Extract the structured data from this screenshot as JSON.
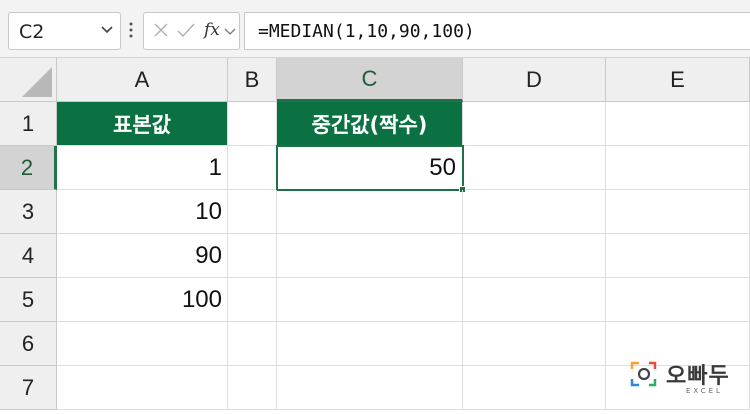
{
  "formula_bar": {
    "name_box": "C2",
    "fx_label": "fx",
    "formula": "=MEDIAN(1,10,90,100)"
  },
  "columns": [
    "A",
    "B",
    "C",
    "D",
    "E"
  ],
  "rows": [
    "1",
    "2",
    "3",
    "4",
    "5",
    "6",
    "7"
  ],
  "cells": {
    "A1": "표본값",
    "A2": "1",
    "A3": "10",
    "A4": "90",
    "A5": "100",
    "C1": "중간값(짝수)",
    "C2": "50"
  },
  "selected_cell": "C2",
  "colors": {
    "header_fill": "#0b7143",
    "selection": "#217346"
  },
  "logo": {
    "name": "오빠두",
    "sub": "EXCEL"
  }
}
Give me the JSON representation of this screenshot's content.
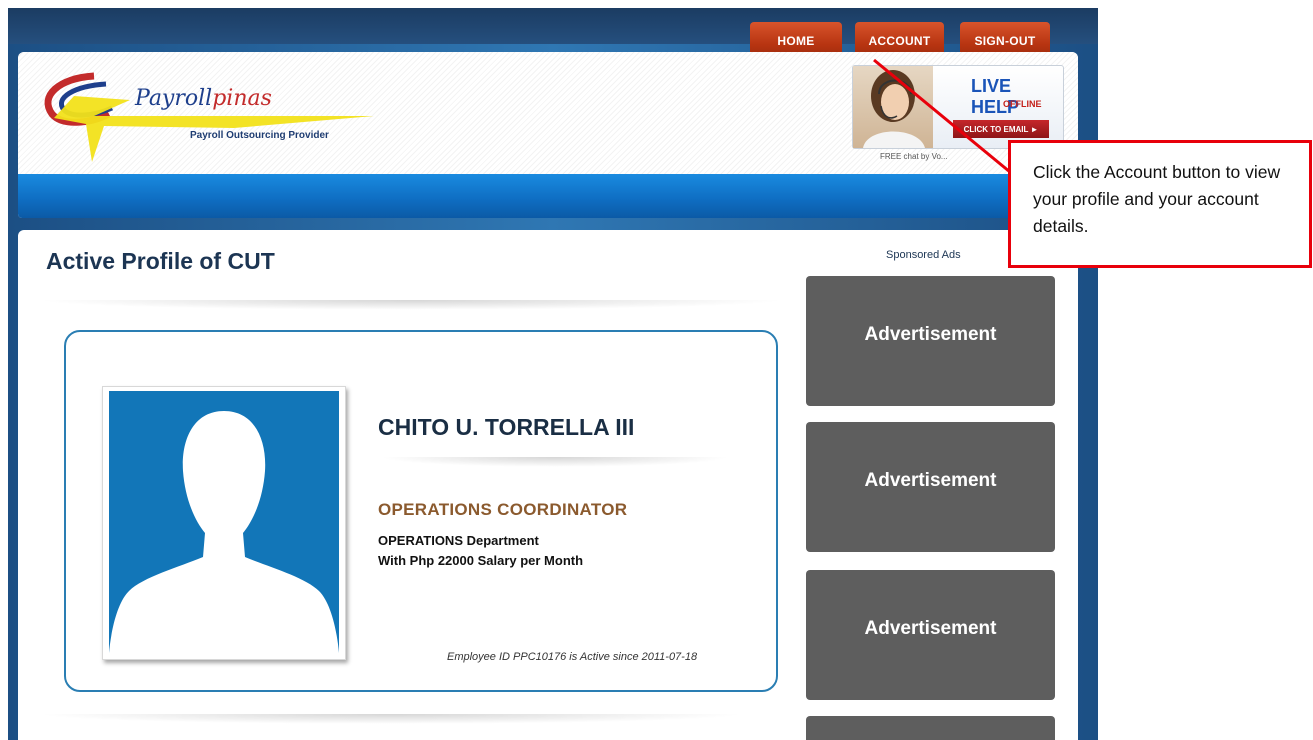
{
  "nav": {
    "home": "HOME",
    "account": "ACCOUNT",
    "signout": "SIGN-OUT"
  },
  "logo": {
    "brand_main": "Payroll",
    "brand_accent": "pinas",
    "tagline": "Payroll Outsourcing Provider"
  },
  "live_help": {
    "title": "LIVE HELP",
    "status": "OFFLINE",
    "email_button": "CLICK TO EMAIL ►",
    "credit": "FREE chat by Vo..."
  },
  "page": {
    "title": "Active Profile of CUT"
  },
  "profile": {
    "name": "CHITO U. TORRELLA III",
    "position": "OPERATIONS COORDINATOR",
    "department": "OPERATIONS Department",
    "salary": "With Php 22000 Salary per Month",
    "status_line": "Employee ID PPC10176 is Active since 2011-07-18"
  },
  "ads": {
    "label": "Sponsored Ads",
    "items": [
      "Advertisement",
      "Advertisement",
      "Advertisement",
      ""
    ]
  },
  "callout": {
    "text": "Click the Account button to view your profile and your account details."
  },
  "colors": {
    "nav_button": "#b73411",
    "header_bar": "#1a8be0",
    "card_border": "#2a7eb3",
    "ad_box": "#5e5e5e",
    "callout_border": "#e8000b"
  }
}
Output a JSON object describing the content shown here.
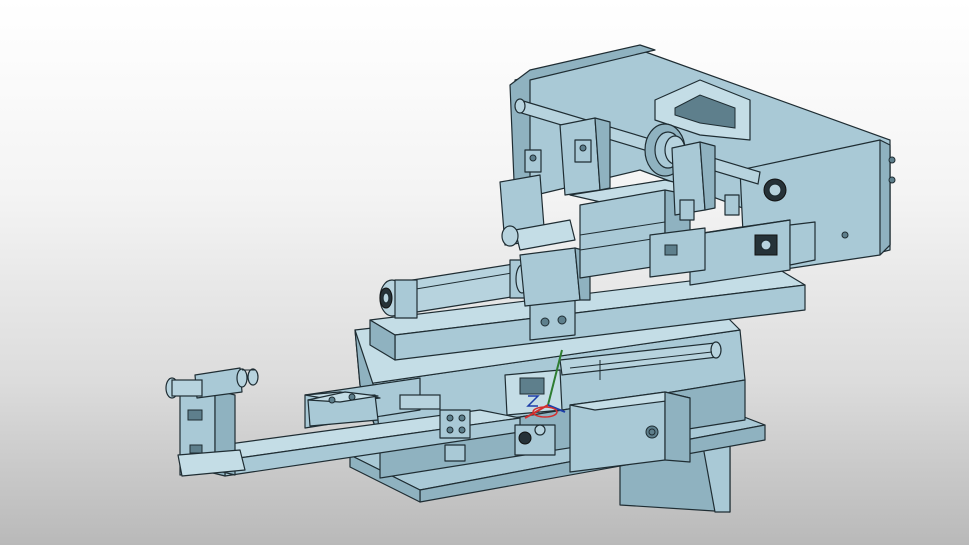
{
  "scene": {
    "background_top": "#ffffff",
    "background_bottom": "#b9b9b9",
    "part_color": "#a9c9d6",
    "edge_color": "#1f2d33"
  },
  "triad": {
    "x_color": "#d32f2f",
    "y_color": "#2e7d32",
    "z_color": "#1e3fa8"
  }
}
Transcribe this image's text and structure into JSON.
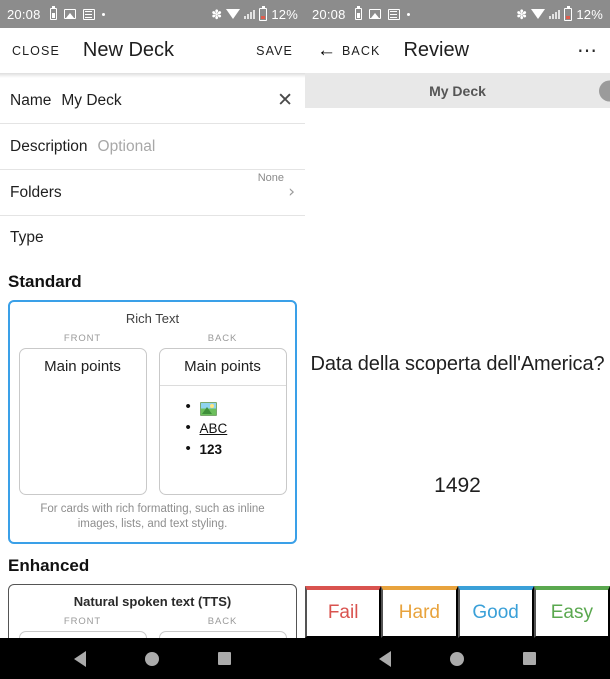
{
  "status_bar": {
    "time": "20:08",
    "battery_percent": "12%",
    "icons": [
      "battery-saver-icon",
      "image-icon",
      "list-icon",
      "dot-icon",
      "bluetooth-icon",
      "wifi-icon",
      "signal-icon",
      "battery-icon"
    ],
    "bluetooth_glyph": "✽",
    "background": "#8c8c8c"
  },
  "left_pane": {
    "appbar": {
      "close_label": "CLOSE",
      "title": "New Deck",
      "save_label": "SAVE"
    },
    "form": {
      "name": {
        "label": "Name",
        "value": "My Deck",
        "clear_icon": "✕"
      },
      "description": {
        "label": "Description",
        "placeholder": "Optional"
      },
      "folders": {
        "label": "Folders",
        "value": "None",
        "chevron": "›"
      },
      "type": {
        "label": "Type"
      }
    },
    "sections": [
      {
        "heading": "Standard",
        "card": {
          "title": "Rich Text",
          "selected": true,
          "front_label": "FRONT",
          "back_label": "BACK",
          "front_title": "Main points",
          "back_title": "Main points",
          "back_bullets": [
            "image-thumbnail",
            "ABC",
            "123"
          ],
          "description": "For cards with rich formatting, such as inline images, lists, and text styling.",
          "accent": "#3aa0e8"
        }
      },
      {
        "heading": "Enhanced",
        "card": {
          "title": "Natural spoken text (TTS)",
          "selected": false,
          "front_label": "FRONT",
          "back_label": "BACK"
        }
      }
    ]
  },
  "right_pane": {
    "appbar": {
      "back_label": "BACK",
      "back_icon": "←",
      "title": "Review",
      "overflow_icon": "⋯"
    },
    "deck_bar": {
      "title": "My Deck"
    },
    "card": {
      "question": "Data della scoperta dell'America?",
      "answer": "1492"
    },
    "ratings": [
      {
        "label": "Fail",
        "color": "#d9534f"
      },
      {
        "label": "Hard",
        "color": "#e8a33d"
      },
      {
        "label": "Good",
        "color": "#3aa0d8"
      },
      {
        "label": "Easy",
        "color": "#5aa84f"
      }
    ]
  },
  "nav_bar": {
    "back": "back-triangle-icon",
    "home": "home-circle-icon",
    "recents": "recents-square-icon"
  }
}
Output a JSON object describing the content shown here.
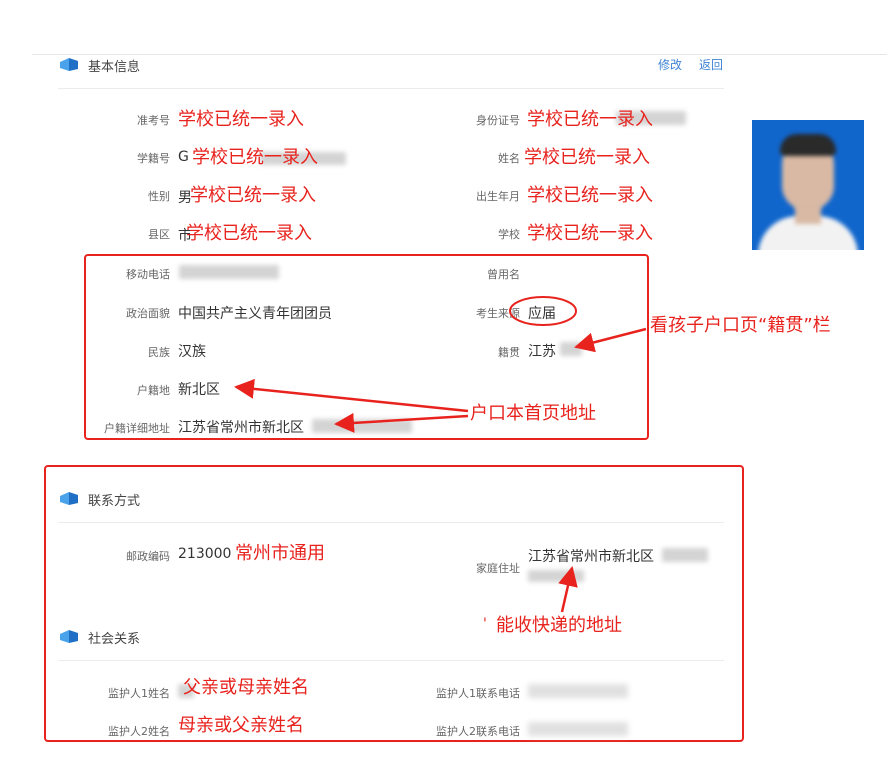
{
  "header": {
    "basic_title": "基本信息",
    "edit_label": "修改",
    "back_label": "返回"
  },
  "basic": {
    "exam_no_label": "准考号",
    "exam_no_note": "学校已统一录入",
    "id_label": "身份证号",
    "id_note": "学校已统一录入",
    "student_no_label": "学籍号",
    "student_no_prefix": "G",
    "student_no_note": "学校已统一录入",
    "name_label": "姓名",
    "name_note": "学校已统一录入",
    "gender_label": "性别",
    "gender_value": "男",
    "gender_note": "学校已统一录入",
    "birth_label": "出生年月",
    "birth_note": "学校已统一录入",
    "county_label": "县区",
    "county_prefix": "市",
    "county_note": "学校已统一录入",
    "school_label": "学校",
    "school_note": "学校已统一录入"
  },
  "personal": {
    "mobile_label": "移动电话",
    "alias_label": "曾用名",
    "politics_label": "政治面貌",
    "politics_value": "中国共产主义青年团团员",
    "source_label": "考生来源",
    "source_value": "应届",
    "ethnic_label": "民族",
    "ethnic_value": "汉族",
    "native_label": "籍贯",
    "native_value": "江苏",
    "hukou_label": "户籍地",
    "hukou_value": "新北区",
    "hukou_addr_label": "户籍详细地址",
    "hukou_addr_value": "江苏省常州市新北区"
  },
  "contact": {
    "title": "联系方式",
    "zip_label": "邮政编码",
    "zip_value": "213000",
    "zip_note": "常州市通用",
    "home_label": "家庭住址",
    "home_value": "江苏省常州市新北区"
  },
  "social": {
    "title": "社会关系",
    "g1_name_label": "监护人1姓名",
    "g1_name_note": "父亲或母亲姓名",
    "g1_phone_label": "监护人1联系电话",
    "g2_name_label": "监护人2姓名",
    "g2_name_note": "母亲或父亲姓名",
    "g2_phone_label": "监护人2联系电话"
  },
  "annotations": {
    "native_note": "看孩子户口页“籍贯”栏",
    "hukou_note": "户口本首页地址",
    "address_note": "能收快递的地址",
    "address_dot": "'"
  },
  "colors": {
    "annotation_red": "#e8231e",
    "link_blue": "#3f84d4",
    "photo_bg": "#1166cc"
  }
}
★ ★ ★ ★ ★ ★ ★
◆ PROBLEM STATEMENT: Transcribe the material exactly, and leave out whatever pictures it holds.

◆ TASK RESULT:
Extract the structured data from this screenshot as JSON.
{
  "formula_bar": {
    "name_box": "C2",
    "fx_label": "fx",
    "formula": "=MEDIAN(1,10,90,100)"
  },
  "columns": [
    "A",
    "B",
    "C",
    "D",
    "E"
  ],
  "rows": [
    "1",
    "2",
    "3",
    "4",
    "5",
    "6",
    "7"
  ],
  "cells": {
    "A1": "표본값",
    "A2": "1",
    "A3": "10",
    "A4": "90",
    "A5": "100",
    "C1": "중간값(짝수)",
    "C2": "50"
  },
  "selected_cell": "C2",
  "colors": {
    "header_fill": "#0b7143",
    "selection": "#217346"
  },
  "logo": {
    "name": "오빠두",
    "sub": "EXCEL"
  }
}
Give me the JSON representation of this screenshot's content.
{
  "nav": {
    "home": "HOME",
    "account": "ACCOUNT",
    "signout": "SIGN-OUT"
  },
  "logo": {
    "brand_main": "Payroll",
    "brand_accent": "pinas",
    "tagline": "Payroll Outsourcing Provider"
  },
  "live_help": {
    "title": "LIVE HELP",
    "status": "OFFLINE",
    "email_button": "CLICK TO EMAIL ►",
    "credit": "FREE chat by Vo..."
  },
  "page": {
    "title": "Active Profile of CUT"
  },
  "profile": {
    "name": "CHITO U. TORRELLA III",
    "position": "OPERATIONS COORDINATOR",
    "department": "OPERATIONS Department",
    "salary": "With Php 22000 Salary per Month",
    "status_line": "Employee ID PPC10176 is Active since 2011-07-18"
  },
  "ads": {
    "label": "Sponsored Ads",
    "items": [
      "Advertisement",
      "Advertisement",
      "Advertisement",
      ""
    ]
  },
  "callout": {
    "text": "Click the Account button to view your profile and your account details."
  },
  "colors": {
    "nav_button": "#b73411",
    "header_bar": "#1a8be0",
    "card_border": "#2a7eb3",
    "ad_box": "#5e5e5e",
    "callout_border": "#e8000b"
  }
}
Output a JSON object describing the content shown here.
{
  "scene": {
    "background_top": "#ffffff",
    "background_bottom": "#b9b9b9",
    "part_color": "#a9c9d6",
    "edge_color": "#1f2d33"
  },
  "triad": {
    "x_color": "#d32f2f",
    "y_color": "#2e7d32",
    "z_color": "#1e3fa8"
  }
}
Transcribe this image's text and structure into JSON.
{
  "status_bar": {
    "time": "20:08",
    "battery_percent": "12%",
    "icons": [
      "battery-saver-icon",
      "image-icon",
      "list-icon",
      "dot-icon",
      "bluetooth-icon",
      "wifi-icon",
      "signal-icon",
      "battery-icon"
    ],
    "bluetooth_glyph": "✽",
    "background": "#8c8c8c"
  },
  "left_pane": {
    "appbar": {
      "close_label": "CLOSE",
      "title": "New Deck",
      "save_label": "SAVE"
    },
    "form": {
      "name": {
        "label": "Name",
        "value": "My Deck",
        "clear_icon": "✕"
      },
      "description": {
        "label": "Description",
        "placeholder": "Optional"
      },
      "folders": {
        "label": "Folders",
        "value": "None",
        "chevron": "›"
      },
      "type": {
        "label": "Type"
      }
    },
    "sections": [
      {
        "heading": "Standard",
        "card": {
          "title": "Rich Text",
          "selected": true,
          "front_label": "FRONT",
          "back_label": "BACK",
          "front_title": "Main points",
          "back_title": "Main points",
          "back_bullets": [
            "image-thumbnail",
            "ABC",
            "123"
          ],
          "description": "For cards with rich formatting, such as inline images, lists, and text styling.",
          "accent": "#3aa0e8"
        }
      },
      {
        "heading": "Enhanced",
        "card": {
          "title": "Natural spoken text (TTS)",
          "selected": false,
          "front_label": "FRONT",
          "back_label": "BACK"
        }
      }
    ]
  },
  "right_pane": {
    "appbar": {
      "back_label": "BACK",
      "back_icon": "←",
      "title": "Review",
      "overflow_icon": "⋯"
    },
    "deck_bar": {
      "title": "My Deck"
    },
    "card": {
      "question": "Data della scoperta dell'America?",
      "answer": "1492"
    },
    "ratings": [
      {
        "label": "Fail",
        "color": "#d9534f"
      },
      {
        "label": "Hard",
        "color": "#e8a33d"
      },
      {
        "label": "Good",
        "color": "#3aa0d8"
      },
      {
        "label": "Easy",
        "color": "#5aa84f"
      }
    ]
  },
  "nav_bar": {
    "back": "back-triangle-icon",
    "home": "home-circle-icon",
    "recents": "recents-square-icon"
  }
}
Output a JSON object describing the content shown here.
{
  "header": {
    "basic_title": "基本信息",
    "edit_label": "修改",
    "back_label": "返回"
  },
  "basic": {
    "exam_no_label": "准考号",
    "exam_no_note": "学校已统一录入",
    "id_label": "身份证号",
    "id_note": "学校已统一录入",
    "student_no_label": "学籍号",
    "student_no_prefix": "G",
    "student_no_note": "学校已统一录入",
    "name_label": "姓名",
    "name_note": "学校已统一录入",
    "gender_label": "性别",
    "gender_value": "男",
    "gender_note": "学校已统一录入",
    "birth_label": "出生年月",
    "birth_note": "学校已统一录入",
    "county_label": "县区",
    "county_prefix": "市",
    "county_note": "学校已统一录入",
    "school_label": "学校",
    "school_note": "学校已统一录入"
  },
  "personal": {
    "mobile_label": "移动电话",
    "alias_label": "曾用名",
    "politics_label": "政治面貌",
    "politics_value": "中国共产主义青年团团员",
    "source_label": "考生来源",
    "source_value": "应届",
    "ethnic_label": "民族",
    "ethnic_value": "汉族",
    "native_label": "籍贯",
    "native_value": "江苏",
    "hukou_label": "户籍地",
    "hukou_value": "新北区",
    "hukou_addr_label": "户籍详细地址",
    "hukou_addr_value": "江苏省常州市新北区"
  },
  "contact": {
    "title": "联系方式",
    "zip_label": "邮政编码",
    "zip_value": "213000",
    "zip_note": "常州市通用",
    "home_label": "家庭住址",
    "home_value": "江苏省常州市新北区"
  },
  "social": {
    "title": "社会关系",
    "g1_name_label": "监护人1姓名",
    "g1_name_note": "父亲或母亲姓名",
    "g1_phone_label": "监护人1联系电话",
    "g2_name_label": "监护人2姓名",
    "g2_name_note": "母亲或父亲姓名",
    "g2_phone_label": "监护人2联系电话"
  },
  "annotations": {
    "native_note": "看孩子户口页“籍贯”栏",
    "hukou_note": "户口本首页地址",
    "address_note": "能收快递的地址",
    "address_dot": "'"
  },
  "colors": {
    "annotation_red": "#e8231e",
    "link_blue": "#3f84d4",
    "photo_bg": "#1166cc"
  }
}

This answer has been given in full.